# [Exercise]
Find the lines containing the word "this" and copy every one of them.

[Figure data in JSON]
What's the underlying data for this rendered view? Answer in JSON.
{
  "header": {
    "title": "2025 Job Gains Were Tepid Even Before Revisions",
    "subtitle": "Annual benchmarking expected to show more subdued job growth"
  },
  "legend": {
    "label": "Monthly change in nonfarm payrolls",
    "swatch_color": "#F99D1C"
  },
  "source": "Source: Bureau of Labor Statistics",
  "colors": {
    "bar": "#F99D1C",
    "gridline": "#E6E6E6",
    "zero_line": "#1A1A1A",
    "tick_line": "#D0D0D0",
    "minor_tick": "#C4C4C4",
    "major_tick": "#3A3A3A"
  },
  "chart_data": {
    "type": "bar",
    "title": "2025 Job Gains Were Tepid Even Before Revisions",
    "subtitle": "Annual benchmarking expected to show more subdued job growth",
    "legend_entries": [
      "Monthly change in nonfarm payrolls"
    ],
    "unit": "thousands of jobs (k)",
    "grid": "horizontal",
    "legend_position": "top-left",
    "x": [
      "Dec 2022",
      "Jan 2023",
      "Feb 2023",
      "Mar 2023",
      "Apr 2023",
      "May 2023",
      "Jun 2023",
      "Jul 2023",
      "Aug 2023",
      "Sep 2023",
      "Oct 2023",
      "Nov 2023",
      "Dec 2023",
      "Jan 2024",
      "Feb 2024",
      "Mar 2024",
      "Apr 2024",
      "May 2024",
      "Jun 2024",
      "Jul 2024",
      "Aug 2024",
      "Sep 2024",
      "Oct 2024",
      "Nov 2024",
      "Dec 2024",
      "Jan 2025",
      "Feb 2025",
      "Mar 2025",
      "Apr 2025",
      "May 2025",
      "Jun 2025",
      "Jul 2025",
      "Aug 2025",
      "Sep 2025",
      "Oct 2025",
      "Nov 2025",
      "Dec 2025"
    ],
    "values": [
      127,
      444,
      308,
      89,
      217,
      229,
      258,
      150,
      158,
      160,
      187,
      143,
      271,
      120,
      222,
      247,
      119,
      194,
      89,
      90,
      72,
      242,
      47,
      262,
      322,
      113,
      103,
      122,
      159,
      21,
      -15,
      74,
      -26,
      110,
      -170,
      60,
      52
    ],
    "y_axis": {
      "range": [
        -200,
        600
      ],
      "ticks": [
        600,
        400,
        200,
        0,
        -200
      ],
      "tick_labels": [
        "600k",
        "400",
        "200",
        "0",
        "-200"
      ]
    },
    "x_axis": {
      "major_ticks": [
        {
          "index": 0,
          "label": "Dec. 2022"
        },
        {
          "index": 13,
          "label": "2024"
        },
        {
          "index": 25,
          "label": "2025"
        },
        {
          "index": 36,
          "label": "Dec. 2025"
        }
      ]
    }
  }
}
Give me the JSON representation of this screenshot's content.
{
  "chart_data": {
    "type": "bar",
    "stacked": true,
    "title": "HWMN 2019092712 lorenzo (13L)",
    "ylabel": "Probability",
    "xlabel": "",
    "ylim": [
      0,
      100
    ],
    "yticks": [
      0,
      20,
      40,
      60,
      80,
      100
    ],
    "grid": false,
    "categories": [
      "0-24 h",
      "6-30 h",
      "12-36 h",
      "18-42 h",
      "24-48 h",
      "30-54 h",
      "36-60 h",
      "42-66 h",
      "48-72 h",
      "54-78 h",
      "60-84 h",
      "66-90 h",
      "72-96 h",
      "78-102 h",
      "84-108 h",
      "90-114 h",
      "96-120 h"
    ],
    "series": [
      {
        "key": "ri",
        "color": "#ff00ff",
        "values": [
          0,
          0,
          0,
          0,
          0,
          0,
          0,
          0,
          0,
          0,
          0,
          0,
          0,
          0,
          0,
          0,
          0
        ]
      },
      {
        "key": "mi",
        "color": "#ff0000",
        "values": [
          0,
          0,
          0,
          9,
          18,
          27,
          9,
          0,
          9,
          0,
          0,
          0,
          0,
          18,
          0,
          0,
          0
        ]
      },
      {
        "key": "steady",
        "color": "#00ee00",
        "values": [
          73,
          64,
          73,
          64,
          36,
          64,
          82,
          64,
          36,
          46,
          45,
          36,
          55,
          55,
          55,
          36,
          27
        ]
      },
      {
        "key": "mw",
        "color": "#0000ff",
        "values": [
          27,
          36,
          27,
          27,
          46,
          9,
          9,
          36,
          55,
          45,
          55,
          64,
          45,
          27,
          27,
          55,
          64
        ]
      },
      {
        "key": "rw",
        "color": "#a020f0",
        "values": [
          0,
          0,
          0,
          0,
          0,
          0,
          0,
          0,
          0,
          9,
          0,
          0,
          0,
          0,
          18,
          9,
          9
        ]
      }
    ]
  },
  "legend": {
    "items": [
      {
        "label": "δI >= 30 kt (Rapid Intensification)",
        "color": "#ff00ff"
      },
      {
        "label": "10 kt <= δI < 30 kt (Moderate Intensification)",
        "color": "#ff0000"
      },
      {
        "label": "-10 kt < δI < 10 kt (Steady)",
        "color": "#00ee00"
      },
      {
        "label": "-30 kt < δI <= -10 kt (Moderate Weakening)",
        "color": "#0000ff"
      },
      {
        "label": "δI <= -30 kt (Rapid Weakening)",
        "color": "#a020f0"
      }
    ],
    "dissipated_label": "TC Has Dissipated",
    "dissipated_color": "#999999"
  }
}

# [Task response]
What's the underlying data for this rendered view? Answer in JSON.
Give me the JSON representation of this screenshot's content.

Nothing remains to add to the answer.